(What you should do): Everything from the line that holds "Read all visible content and emit it as JSON." through the end of the data below should be output exactly, both ends included.

* * * *

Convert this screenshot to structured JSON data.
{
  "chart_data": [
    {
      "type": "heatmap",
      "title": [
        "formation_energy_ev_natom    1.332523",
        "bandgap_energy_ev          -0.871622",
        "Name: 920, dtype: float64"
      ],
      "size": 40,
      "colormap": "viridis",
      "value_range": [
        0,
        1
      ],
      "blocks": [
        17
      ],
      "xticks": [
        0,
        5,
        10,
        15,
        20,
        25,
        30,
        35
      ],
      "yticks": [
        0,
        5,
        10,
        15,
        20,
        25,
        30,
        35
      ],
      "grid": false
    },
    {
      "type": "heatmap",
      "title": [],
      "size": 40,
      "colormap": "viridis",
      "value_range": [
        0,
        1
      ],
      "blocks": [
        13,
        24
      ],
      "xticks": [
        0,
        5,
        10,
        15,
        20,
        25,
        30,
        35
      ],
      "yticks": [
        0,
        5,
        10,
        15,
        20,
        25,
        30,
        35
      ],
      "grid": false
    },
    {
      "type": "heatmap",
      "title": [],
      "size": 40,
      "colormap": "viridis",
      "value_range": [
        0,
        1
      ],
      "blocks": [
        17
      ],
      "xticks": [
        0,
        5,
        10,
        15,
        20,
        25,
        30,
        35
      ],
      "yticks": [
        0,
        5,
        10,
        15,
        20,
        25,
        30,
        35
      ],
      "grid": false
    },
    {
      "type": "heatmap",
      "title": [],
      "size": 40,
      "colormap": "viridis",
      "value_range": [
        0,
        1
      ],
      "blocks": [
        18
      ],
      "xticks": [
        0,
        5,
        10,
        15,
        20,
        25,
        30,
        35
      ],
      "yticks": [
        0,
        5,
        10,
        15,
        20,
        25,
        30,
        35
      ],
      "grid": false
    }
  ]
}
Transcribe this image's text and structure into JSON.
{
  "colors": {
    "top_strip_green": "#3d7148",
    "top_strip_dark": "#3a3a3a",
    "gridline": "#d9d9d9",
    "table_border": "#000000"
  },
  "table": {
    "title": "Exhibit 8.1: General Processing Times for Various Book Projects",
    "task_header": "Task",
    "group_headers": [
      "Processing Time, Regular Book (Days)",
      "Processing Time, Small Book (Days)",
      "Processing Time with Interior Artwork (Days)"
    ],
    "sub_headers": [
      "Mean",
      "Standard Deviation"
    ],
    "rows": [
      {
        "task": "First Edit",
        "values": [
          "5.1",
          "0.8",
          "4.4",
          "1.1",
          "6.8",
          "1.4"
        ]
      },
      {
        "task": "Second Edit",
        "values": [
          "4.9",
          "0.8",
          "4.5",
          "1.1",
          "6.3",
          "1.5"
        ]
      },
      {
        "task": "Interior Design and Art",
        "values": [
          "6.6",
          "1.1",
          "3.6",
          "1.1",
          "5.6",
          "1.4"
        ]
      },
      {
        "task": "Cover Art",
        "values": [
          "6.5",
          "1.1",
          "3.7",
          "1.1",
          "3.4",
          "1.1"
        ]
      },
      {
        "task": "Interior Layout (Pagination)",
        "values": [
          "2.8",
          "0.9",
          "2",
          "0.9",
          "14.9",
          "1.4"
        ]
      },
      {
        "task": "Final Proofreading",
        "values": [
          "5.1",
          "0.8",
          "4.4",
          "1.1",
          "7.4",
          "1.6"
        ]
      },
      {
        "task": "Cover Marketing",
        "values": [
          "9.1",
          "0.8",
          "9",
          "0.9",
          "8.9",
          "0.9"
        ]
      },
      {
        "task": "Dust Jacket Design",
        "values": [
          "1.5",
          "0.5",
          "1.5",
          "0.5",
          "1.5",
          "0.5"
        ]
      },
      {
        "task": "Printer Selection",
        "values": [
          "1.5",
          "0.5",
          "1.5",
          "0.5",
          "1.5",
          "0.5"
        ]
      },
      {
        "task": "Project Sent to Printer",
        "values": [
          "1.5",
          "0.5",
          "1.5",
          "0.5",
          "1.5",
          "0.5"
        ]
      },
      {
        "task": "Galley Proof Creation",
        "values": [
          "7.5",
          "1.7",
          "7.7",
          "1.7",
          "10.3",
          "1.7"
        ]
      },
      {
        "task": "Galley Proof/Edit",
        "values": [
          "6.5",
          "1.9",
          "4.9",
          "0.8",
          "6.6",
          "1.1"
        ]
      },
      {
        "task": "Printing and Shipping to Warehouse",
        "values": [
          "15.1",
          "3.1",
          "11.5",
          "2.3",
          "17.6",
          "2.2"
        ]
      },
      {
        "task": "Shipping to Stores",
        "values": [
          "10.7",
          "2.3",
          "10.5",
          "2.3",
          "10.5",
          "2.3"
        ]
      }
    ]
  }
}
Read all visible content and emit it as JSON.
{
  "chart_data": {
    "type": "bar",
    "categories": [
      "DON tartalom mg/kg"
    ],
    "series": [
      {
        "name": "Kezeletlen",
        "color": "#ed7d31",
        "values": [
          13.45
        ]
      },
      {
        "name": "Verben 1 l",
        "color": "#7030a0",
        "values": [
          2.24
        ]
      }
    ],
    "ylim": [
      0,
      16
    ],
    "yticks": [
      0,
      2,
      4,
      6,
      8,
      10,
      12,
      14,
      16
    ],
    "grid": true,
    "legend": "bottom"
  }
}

* * * *

(Solution to the problem):
Read all visible content and emit it as JSON.
{
  "chart_data": {
    "type": "bar",
    "categories": [
      "DON tartalom mg/kg"
    ],
    "series": [
      {
        "name": "Kezeletlen",
        "color": "#ed7d31",
        "values": [
          13.45
        ]
      },
      {
        "name": "Verben 1 l",
        "color": "#7030a0",
        "values": [
          2.24
        ]
      }
    ],
    "ylim": [
      0,
      16
    ],
    "yticks": [
      0,
      2,
      4,
      6,
      8,
      10,
      12,
      14,
      16
    ],
    "grid": true,
    "legend": "bottom"
  }
}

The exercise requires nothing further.